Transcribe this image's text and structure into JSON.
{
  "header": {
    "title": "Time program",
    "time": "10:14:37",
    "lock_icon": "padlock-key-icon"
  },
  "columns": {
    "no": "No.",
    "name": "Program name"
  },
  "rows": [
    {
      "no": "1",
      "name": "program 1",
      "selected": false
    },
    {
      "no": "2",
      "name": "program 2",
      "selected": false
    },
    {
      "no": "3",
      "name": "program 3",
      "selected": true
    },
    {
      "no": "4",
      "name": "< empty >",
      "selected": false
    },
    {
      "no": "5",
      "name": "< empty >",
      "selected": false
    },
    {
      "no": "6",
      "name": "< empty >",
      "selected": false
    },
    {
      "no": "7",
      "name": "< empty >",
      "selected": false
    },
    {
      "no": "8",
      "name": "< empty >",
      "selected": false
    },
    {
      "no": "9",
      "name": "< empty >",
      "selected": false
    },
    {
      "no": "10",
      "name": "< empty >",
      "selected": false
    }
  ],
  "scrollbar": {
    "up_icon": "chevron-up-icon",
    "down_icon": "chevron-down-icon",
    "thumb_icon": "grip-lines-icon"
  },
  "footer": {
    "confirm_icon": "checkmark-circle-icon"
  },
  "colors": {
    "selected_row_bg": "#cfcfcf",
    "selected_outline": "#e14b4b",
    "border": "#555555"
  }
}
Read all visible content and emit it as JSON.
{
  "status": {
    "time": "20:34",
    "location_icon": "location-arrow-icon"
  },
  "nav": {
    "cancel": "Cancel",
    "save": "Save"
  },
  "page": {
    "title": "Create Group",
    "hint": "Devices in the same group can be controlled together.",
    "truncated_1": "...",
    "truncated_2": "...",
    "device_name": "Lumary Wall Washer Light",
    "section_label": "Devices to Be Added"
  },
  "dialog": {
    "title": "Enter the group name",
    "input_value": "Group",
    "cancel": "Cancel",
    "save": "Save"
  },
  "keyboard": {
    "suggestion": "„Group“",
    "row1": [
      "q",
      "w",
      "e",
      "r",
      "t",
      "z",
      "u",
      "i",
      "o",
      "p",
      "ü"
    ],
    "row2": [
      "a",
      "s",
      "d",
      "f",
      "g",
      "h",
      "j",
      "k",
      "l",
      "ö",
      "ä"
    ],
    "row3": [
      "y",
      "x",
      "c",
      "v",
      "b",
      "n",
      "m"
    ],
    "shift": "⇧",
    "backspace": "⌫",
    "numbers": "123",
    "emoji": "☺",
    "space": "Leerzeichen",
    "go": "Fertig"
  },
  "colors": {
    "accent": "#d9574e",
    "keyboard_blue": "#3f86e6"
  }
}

-=-=-

§ **TO BE DONE**:
Retype the records in full. Keep every line identical to the original.

§ **OUTPUT FOR THIS EXERCISE**:
Transcribe this image's text and structure into JSON.
{
  "header": {
    "title": "Time program",
    "time": "10:14:37",
    "lock_icon": "padlock-key-icon"
  },
  "columns": {
    "no": "No.",
    "name": "Program name"
  },
  "rows": [
    {
      "no": "1",
      "name": "program 1",
      "selected": false
    },
    {
      "no": "2",
      "name": "program 2",
      "selected": false
    },
    {
      "no": "3",
      "name": "program 3",
      "selected": true
    },
    {
      "no": "4",
      "name": "< empty >",
      "selected": false
    },
    {
      "no": "5",
      "name": "< empty >",
      "selected": false
    },
    {
      "no": "6",
      "name": "< empty >",
      "selected": false
    },
    {
      "no": "7",
      "name": "< empty >",
      "selected": false
    },
    {
      "no": "8",
      "name": "< empty >",
      "selected": false
    },
    {
      "no": "9",
      "name": "< empty >",
      "selected": false
    },
    {
      "no": "10",
      "name": "< empty >",
      "selected": false
    }
  ],
  "scrollbar": {
    "up_icon": "chevron-up-icon",
    "down_icon": "chevron-down-icon",
    "thumb_icon": "grip-lines-icon"
  },
  "footer": {
    "confirm_icon": "checkmark-circle-icon"
  },
  "colors": {
    "selected_row_bg": "#cfcfcf",
    "selected_outline": "#e14b4b",
    "border": "#555555"
  }
}
Read all visible content and emit it as JSON.
{
  "status": {
    "time": "20:34",
    "location_icon": "location-arrow-icon"
  },
  "nav": {
    "cancel": "Cancel",
    "save": "Save"
  },
  "page": {
    "title": "Create Group",
    "hint": "Devices in the same group can be controlled together.",
    "truncated_1": "...",
    "truncated_2": "...",
    "device_name": "Lumary Wall Washer Light",
    "section_label": "Devices to Be Added"
  },
  "dialog": {
    "title": "Enter the group name",
    "input_value": "Group",
    "cancel": "Cancel",
    "save": "Save"
  },
  "keyboard": {
    "suggestion": "„Group“",
    "row1": [
      "q",
      "w",
      "e",
      "r",
      "t",
      "z",
      "u",
      "i",
      "o",
      "p",
      "ü"
    ],
    "row2": [
      "a",
      "s",
      "d",
      "f",
      "g",
      "h",
      "j",
      "k",
      "l",
      "ö",
      "ä"
    ],
    "row3": [
      "y",
      "x",
      "c",
      "v",
      "b",
      "n",
      "m"
    ],
    "shift": "⇧",
    "backspace": "⌫",
    "numbers": "123",
    "emoji": "☺",
    "space": "Leerzeichen",
    "go": "Fertig"
  },
  "colors": {
    "accent": "#d9574e",
    "keyboard_blue": "#3f86e6"
  }
}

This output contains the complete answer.